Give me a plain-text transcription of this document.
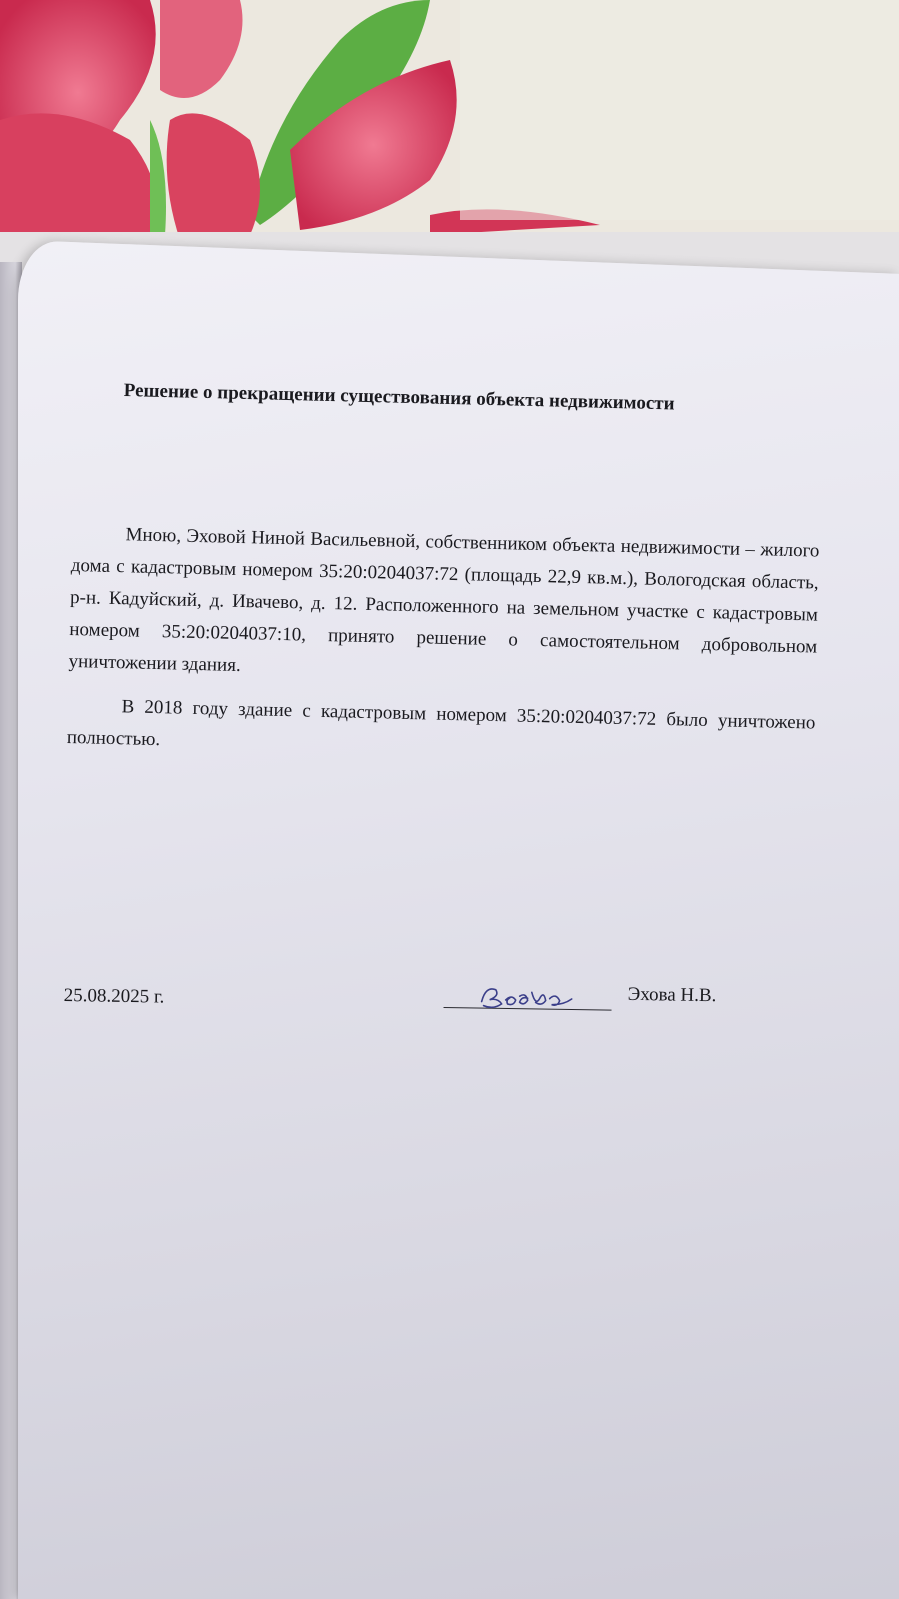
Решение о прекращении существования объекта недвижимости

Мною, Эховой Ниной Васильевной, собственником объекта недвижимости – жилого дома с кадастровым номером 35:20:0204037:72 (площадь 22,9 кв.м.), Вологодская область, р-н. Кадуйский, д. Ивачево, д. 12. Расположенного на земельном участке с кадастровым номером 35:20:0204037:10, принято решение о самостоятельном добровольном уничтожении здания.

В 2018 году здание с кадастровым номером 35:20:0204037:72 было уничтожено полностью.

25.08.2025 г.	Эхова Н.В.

————

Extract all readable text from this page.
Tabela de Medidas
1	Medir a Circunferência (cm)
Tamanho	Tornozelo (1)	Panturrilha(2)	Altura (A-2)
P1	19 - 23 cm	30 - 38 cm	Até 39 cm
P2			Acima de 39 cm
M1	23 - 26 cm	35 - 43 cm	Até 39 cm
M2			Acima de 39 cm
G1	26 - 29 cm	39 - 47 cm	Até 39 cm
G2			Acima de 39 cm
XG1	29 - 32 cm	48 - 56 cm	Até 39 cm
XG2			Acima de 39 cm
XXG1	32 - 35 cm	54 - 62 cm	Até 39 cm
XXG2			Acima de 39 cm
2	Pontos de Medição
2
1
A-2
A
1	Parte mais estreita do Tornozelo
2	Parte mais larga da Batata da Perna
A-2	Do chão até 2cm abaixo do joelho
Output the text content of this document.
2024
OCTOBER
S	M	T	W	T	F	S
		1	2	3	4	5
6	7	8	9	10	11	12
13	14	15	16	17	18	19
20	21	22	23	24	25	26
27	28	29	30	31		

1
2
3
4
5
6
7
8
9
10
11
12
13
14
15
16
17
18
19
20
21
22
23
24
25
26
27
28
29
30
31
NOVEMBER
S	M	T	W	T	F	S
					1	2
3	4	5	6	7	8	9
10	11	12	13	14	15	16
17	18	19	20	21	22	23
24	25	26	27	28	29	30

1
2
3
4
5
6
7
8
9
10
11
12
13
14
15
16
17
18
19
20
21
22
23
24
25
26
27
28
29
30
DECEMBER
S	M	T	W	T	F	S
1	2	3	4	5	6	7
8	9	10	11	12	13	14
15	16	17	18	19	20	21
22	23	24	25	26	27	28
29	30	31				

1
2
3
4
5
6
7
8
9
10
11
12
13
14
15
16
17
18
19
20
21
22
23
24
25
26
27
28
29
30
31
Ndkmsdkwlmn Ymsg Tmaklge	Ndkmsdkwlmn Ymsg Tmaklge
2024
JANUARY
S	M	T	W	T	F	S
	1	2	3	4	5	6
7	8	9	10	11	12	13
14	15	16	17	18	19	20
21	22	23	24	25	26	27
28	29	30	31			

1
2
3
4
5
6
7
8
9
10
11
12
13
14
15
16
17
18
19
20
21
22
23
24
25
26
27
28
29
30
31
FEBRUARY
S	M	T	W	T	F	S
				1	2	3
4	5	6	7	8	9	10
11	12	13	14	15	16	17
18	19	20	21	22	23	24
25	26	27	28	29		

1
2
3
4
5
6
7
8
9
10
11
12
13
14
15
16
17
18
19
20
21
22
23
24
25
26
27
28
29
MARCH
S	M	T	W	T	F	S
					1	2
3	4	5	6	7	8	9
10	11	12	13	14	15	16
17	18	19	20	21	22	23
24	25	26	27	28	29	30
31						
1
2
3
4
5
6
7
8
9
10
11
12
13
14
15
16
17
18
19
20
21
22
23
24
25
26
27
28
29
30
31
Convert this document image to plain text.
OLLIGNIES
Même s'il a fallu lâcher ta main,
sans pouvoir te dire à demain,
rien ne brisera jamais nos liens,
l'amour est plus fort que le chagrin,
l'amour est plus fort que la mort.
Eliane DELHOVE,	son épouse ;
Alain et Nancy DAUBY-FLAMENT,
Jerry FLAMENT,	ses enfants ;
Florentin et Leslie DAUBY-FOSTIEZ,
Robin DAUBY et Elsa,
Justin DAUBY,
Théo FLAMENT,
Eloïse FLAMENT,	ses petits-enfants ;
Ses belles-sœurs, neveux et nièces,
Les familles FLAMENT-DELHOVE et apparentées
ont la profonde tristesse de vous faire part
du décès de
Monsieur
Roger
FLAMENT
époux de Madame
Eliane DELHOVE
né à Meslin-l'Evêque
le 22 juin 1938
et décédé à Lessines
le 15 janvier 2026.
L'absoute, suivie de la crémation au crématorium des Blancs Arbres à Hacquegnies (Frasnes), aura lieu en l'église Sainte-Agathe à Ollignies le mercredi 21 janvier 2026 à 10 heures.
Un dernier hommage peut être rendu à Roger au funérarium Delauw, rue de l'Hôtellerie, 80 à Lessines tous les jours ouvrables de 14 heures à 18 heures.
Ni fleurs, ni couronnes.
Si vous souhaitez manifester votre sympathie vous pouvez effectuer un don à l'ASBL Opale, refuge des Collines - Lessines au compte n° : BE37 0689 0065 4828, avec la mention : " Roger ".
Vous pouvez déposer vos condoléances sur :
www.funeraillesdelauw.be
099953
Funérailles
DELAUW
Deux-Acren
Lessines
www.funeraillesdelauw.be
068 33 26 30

————

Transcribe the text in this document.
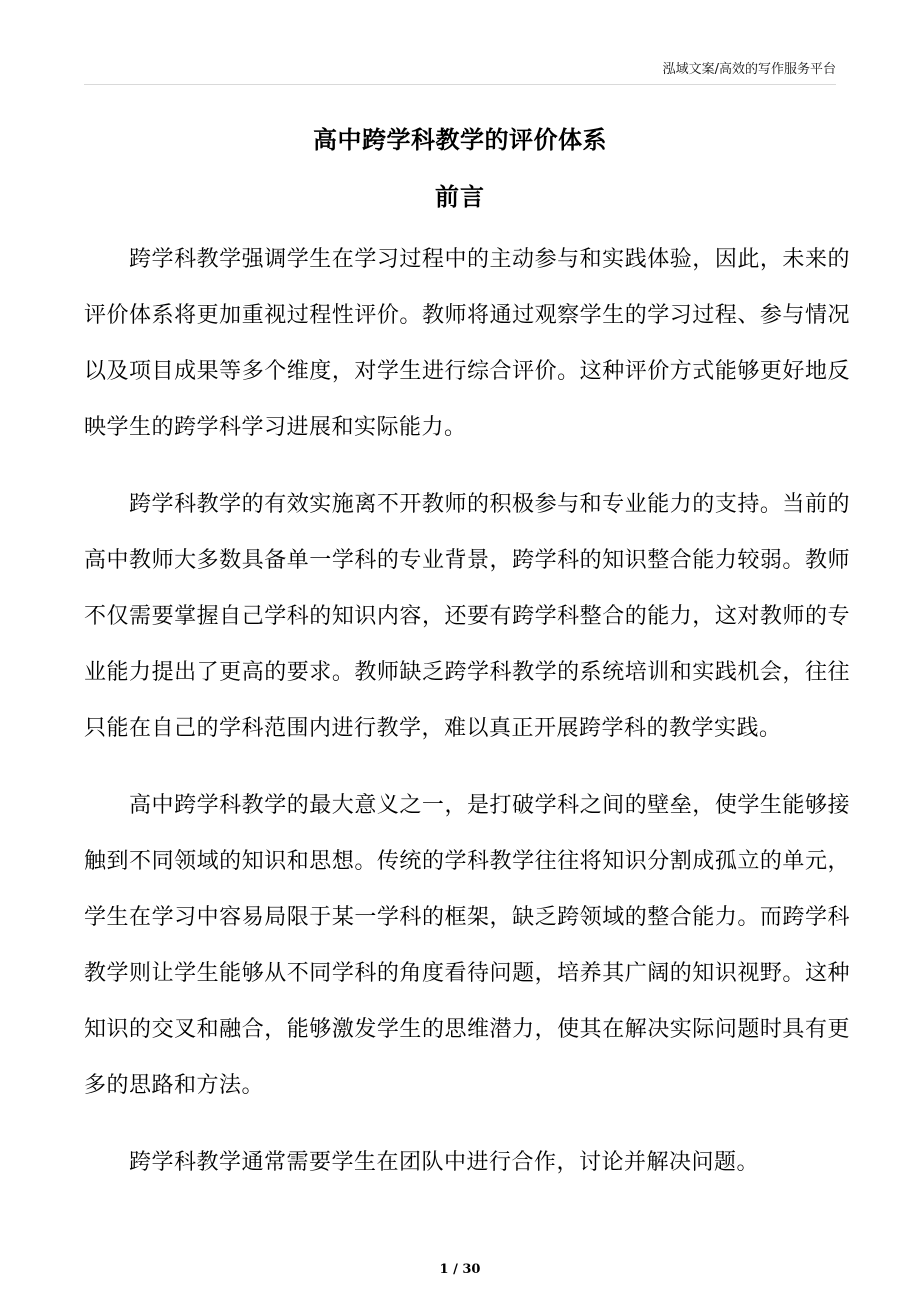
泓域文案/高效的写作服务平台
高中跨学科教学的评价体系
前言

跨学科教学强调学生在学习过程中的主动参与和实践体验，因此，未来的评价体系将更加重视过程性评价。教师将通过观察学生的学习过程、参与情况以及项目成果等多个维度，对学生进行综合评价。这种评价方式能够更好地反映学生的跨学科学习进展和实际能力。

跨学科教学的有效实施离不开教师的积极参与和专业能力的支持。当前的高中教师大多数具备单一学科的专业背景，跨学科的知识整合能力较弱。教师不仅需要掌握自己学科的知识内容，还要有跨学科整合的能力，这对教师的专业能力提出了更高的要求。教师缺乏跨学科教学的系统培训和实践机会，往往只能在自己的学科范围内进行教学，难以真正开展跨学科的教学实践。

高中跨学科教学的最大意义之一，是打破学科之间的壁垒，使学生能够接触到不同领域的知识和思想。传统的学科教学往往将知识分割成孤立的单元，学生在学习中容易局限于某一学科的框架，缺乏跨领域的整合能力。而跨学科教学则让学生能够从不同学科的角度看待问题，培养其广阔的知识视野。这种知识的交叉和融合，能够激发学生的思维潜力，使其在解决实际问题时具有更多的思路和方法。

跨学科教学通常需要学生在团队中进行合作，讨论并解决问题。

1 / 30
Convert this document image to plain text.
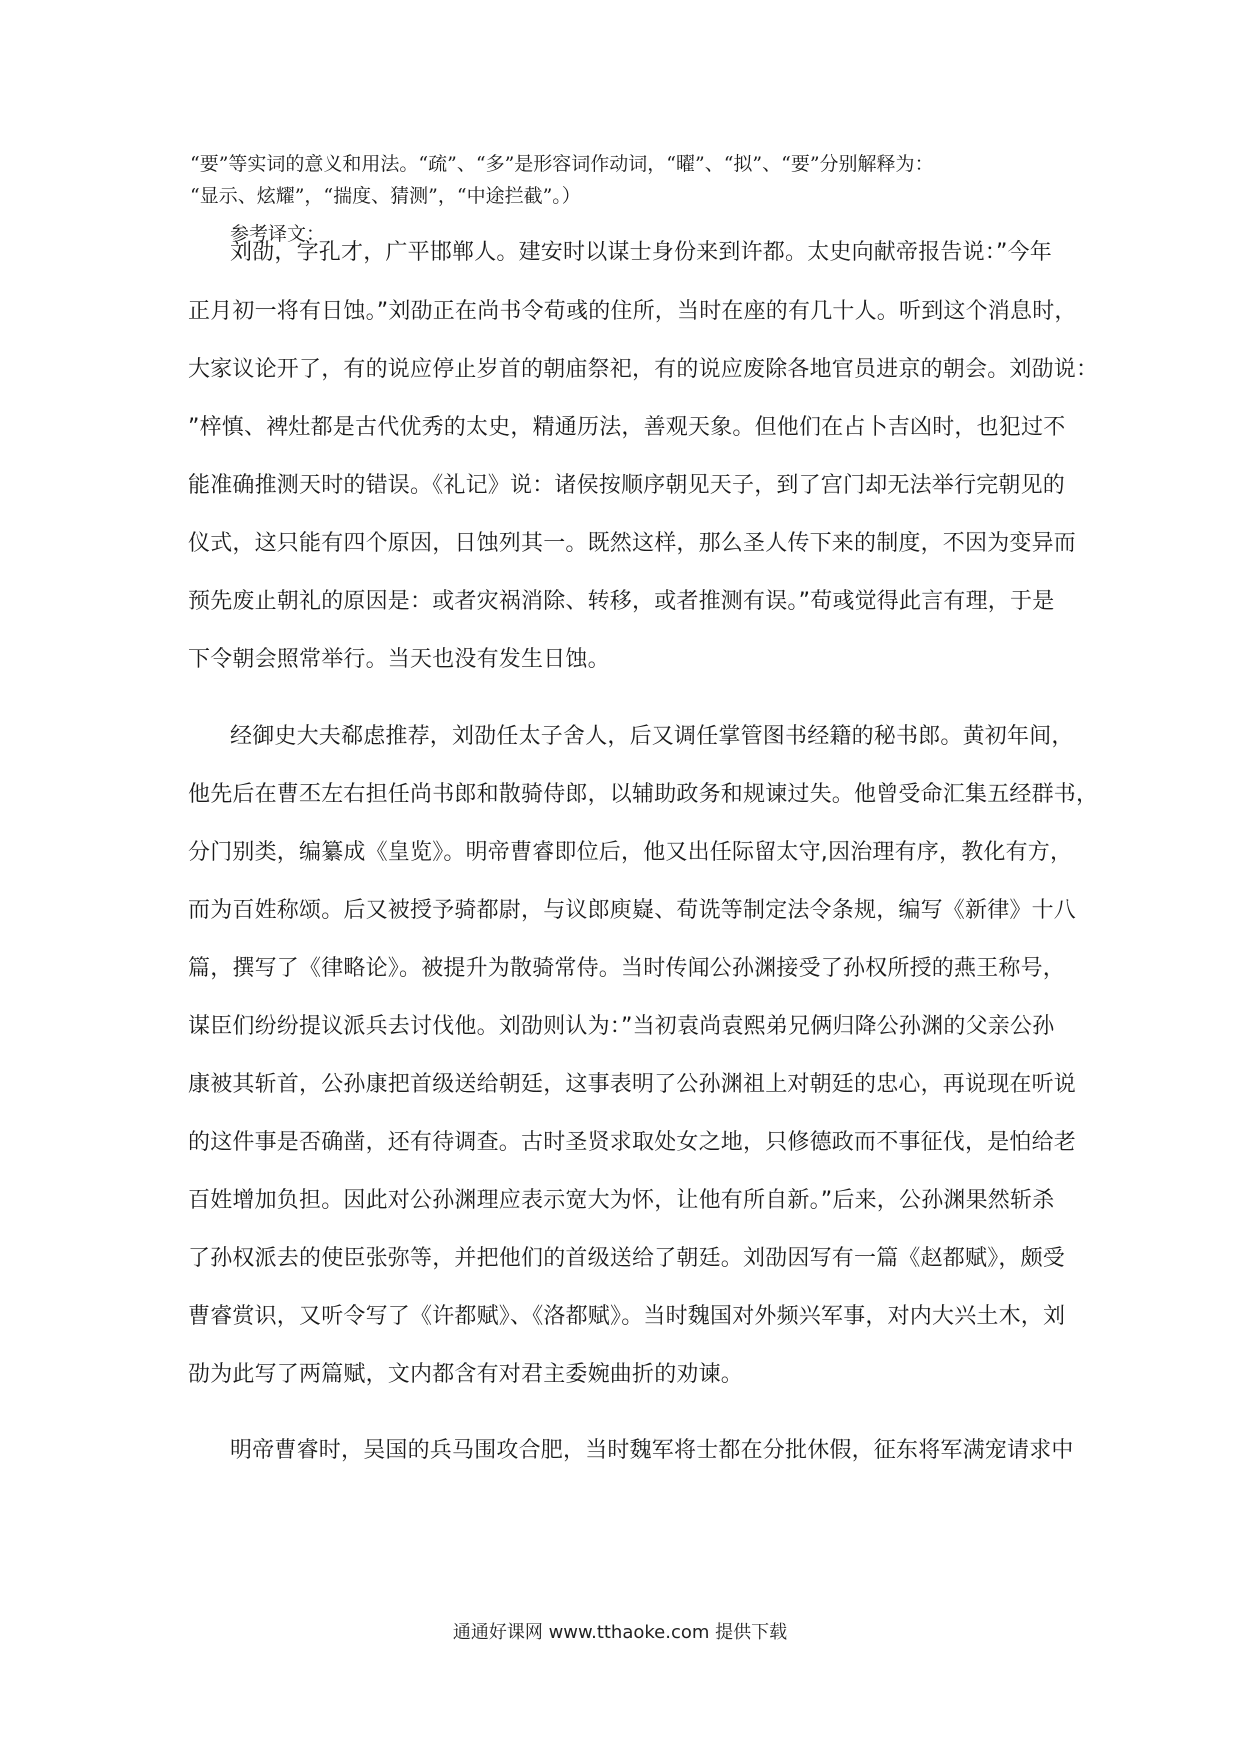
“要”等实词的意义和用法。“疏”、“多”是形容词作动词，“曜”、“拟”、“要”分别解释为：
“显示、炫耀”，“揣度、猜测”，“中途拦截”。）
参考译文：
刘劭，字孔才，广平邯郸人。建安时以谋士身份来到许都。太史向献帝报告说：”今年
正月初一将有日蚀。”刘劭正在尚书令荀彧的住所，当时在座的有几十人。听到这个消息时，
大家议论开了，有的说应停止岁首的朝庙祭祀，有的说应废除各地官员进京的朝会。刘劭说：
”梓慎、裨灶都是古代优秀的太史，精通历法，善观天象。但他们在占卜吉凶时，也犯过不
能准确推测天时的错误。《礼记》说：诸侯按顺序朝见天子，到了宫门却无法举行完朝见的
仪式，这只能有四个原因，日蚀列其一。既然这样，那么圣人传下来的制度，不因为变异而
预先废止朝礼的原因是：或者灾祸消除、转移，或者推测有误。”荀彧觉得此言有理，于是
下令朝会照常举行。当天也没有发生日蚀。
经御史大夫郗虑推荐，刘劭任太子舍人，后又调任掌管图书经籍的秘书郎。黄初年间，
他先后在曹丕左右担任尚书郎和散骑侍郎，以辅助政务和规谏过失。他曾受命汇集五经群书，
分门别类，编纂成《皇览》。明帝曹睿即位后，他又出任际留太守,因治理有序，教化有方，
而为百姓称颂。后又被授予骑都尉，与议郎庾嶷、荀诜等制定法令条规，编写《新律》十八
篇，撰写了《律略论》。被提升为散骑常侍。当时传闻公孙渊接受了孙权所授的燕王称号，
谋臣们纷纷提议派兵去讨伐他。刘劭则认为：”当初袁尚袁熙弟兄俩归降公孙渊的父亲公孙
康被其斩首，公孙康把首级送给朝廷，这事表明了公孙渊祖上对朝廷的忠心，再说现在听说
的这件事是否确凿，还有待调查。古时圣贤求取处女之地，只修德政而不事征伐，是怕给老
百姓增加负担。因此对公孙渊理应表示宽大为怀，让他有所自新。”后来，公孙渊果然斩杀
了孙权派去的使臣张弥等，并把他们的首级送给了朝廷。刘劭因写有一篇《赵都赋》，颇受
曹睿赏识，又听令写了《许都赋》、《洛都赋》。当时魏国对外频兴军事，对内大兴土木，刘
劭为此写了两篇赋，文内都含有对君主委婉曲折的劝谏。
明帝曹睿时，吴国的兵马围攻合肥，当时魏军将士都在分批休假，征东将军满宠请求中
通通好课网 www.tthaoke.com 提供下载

————

Problem =>
Extract all lines from the material above that include the word "кадастровым".

Problem solution =>
Мною, Эховой Ниной Васильевной, собственником объекта недвижимости – жилого дома с кадастровым номером 35:20:0204037:72 (площадь 22,9 кв.м.), Вологодская область, р-н. Кадуйский, д. Ивачево, д. 12. Расположенного на земельном участке с кадастровым номером 35:20:0204037:10, принято решение о самостоятельном добровольном уничтожении здания.
В 2018 году здание с кадастровым номером 35:20:0204037:72 было уничтожено полностью.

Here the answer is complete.